═════ INPUT RECORDS

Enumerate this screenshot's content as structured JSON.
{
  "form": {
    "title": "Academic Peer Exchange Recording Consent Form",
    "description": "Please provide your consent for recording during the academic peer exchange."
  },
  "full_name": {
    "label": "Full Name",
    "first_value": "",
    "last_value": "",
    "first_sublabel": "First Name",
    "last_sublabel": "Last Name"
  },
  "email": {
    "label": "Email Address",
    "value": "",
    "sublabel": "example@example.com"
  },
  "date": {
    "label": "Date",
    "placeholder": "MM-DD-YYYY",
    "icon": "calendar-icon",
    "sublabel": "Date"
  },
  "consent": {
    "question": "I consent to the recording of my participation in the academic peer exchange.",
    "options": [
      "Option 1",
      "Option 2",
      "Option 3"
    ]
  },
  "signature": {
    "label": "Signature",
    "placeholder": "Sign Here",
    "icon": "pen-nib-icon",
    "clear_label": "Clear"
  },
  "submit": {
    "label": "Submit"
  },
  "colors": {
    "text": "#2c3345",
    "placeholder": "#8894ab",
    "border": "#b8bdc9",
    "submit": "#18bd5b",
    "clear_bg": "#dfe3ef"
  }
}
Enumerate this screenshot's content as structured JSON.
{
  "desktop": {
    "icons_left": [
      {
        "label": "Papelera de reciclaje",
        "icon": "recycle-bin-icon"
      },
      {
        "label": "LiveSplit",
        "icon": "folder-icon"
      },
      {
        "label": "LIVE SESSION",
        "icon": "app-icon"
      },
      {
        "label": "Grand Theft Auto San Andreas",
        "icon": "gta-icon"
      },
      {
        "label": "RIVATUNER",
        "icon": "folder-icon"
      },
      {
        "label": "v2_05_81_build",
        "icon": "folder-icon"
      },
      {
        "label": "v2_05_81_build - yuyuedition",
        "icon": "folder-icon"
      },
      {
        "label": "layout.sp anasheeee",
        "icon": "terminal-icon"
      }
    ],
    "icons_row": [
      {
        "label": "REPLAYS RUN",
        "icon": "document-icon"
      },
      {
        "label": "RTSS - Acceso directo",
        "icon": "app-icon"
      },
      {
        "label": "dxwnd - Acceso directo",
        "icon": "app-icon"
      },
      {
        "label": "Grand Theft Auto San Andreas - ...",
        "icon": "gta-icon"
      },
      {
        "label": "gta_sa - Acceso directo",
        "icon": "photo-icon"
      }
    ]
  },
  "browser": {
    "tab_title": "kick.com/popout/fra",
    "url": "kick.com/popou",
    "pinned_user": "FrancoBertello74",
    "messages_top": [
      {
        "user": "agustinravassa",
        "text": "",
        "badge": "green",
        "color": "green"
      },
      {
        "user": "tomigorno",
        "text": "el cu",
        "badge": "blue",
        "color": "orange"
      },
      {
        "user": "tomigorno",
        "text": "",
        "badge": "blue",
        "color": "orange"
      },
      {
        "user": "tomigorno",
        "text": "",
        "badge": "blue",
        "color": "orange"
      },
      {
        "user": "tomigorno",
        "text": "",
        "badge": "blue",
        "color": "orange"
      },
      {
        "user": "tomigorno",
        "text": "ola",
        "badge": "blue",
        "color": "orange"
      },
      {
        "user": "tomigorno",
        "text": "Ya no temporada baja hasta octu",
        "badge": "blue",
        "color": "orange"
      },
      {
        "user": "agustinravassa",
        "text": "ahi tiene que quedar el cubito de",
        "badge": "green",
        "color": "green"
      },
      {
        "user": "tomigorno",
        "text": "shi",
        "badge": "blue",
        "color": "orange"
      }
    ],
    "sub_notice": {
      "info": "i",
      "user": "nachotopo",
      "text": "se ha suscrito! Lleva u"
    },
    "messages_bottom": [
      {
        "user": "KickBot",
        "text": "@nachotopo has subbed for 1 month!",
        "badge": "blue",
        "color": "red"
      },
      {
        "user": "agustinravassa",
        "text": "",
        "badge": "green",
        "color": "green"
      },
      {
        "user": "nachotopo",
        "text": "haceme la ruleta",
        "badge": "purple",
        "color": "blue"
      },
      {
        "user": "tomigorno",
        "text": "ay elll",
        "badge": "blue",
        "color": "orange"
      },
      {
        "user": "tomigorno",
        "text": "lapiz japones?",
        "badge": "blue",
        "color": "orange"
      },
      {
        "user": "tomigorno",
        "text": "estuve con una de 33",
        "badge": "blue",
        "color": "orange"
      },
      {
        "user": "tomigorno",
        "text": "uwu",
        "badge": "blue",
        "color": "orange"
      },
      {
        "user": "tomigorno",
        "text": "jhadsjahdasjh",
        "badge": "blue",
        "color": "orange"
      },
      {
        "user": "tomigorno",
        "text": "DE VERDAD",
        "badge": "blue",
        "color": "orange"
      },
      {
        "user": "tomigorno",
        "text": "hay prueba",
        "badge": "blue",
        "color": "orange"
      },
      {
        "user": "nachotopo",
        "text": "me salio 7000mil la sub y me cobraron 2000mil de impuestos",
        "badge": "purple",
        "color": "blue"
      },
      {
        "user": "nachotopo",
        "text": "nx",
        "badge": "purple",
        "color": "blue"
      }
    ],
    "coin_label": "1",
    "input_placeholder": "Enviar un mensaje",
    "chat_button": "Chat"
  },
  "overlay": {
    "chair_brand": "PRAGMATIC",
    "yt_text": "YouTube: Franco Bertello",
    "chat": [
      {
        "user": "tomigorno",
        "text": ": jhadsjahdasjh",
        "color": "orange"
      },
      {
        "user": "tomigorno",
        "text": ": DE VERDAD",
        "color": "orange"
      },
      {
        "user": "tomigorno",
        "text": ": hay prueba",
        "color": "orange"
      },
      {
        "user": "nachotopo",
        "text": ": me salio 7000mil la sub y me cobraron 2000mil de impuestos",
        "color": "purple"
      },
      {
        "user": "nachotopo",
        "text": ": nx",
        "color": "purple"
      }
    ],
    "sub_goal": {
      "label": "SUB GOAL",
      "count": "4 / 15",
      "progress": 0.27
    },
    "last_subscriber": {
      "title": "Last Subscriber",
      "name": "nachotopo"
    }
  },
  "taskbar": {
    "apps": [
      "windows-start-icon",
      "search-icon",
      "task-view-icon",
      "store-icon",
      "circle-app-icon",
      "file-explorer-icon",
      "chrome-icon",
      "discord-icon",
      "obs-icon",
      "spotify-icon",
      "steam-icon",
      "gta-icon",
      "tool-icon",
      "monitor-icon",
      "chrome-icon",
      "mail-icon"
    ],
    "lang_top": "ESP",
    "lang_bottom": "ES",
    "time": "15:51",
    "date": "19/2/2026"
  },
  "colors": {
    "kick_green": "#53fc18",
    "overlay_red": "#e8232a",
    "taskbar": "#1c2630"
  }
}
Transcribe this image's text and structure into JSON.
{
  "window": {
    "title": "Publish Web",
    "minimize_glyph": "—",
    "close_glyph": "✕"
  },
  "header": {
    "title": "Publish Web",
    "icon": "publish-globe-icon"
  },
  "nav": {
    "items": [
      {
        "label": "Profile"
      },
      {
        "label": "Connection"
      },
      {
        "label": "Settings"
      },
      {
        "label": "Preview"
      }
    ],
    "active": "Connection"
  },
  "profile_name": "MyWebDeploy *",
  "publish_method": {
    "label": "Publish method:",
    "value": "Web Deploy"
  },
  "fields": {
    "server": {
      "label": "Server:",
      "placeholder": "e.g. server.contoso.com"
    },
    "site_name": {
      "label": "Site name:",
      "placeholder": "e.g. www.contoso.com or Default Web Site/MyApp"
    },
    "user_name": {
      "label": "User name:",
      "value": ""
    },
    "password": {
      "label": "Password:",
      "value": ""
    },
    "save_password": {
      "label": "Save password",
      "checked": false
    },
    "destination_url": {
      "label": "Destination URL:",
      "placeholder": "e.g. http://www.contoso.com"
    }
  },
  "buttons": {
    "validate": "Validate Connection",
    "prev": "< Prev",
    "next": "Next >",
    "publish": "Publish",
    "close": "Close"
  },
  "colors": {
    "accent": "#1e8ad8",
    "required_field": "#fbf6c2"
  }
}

══════════

**STATED EXERCISE**
Look above for the line containing "Transcribe this image's", then transcribe it and all lines after it through the last, exactly and with nothing else.

**EXERCISE OUTPUT**
Transcribe this image's text and structure into JSON.
{
  "window": {
    "title": "Publish Web",
    "minimize_glyph": "—",
    "close_glyph": "✕"
  },
  "header": {
    "title": "Publish Web",
    "icon": "publish-globe-icon"
  },
  "nav": {
    "items": [
      {
        "label": "Profile"
      },
      {
        "label": "Connection"
      },
      {
        "label": "Settings"
      },
      {
        "label": "Preview"
      }
    ],
    "active": "Connection"
  },
  "profile_name": "MyWebDeploy *",
  "publish_method": {
    "label": "Publish method:",
    "value": "Web Deploy"
  },
  "fields": {
    "server": {
      "label": "Server:",
      "placeholder": "e.g. server.contoso.com"
    },
    "site_name": {
      "label": "Site name:",
      "placeholder": "e.g. www.contoso.com or Default Web Site/MyApp"
    },
    "user_name": {
      "label": "User name:",
      "value": ""
    },
    "password": {
      "label": "Password:",
      "value": ""
    },
    "save_password": {
      "label": "Save password",
      "checked": false
    },
    "destination_url": {
      "label": "Destination URL:",
      "placeholder": "e.g. http://www.contoso.com"
    }
  },
  "buttons": {
    "validate": "Validate Connection",
    "prev": "< Prev",
    "next": "Next >",
    "publish": "Publish",
    "close": "Close"
  },
  "colors": {
    "accent": "#1e8ad8",
    "required_field": "#fbf6c2"
  }
}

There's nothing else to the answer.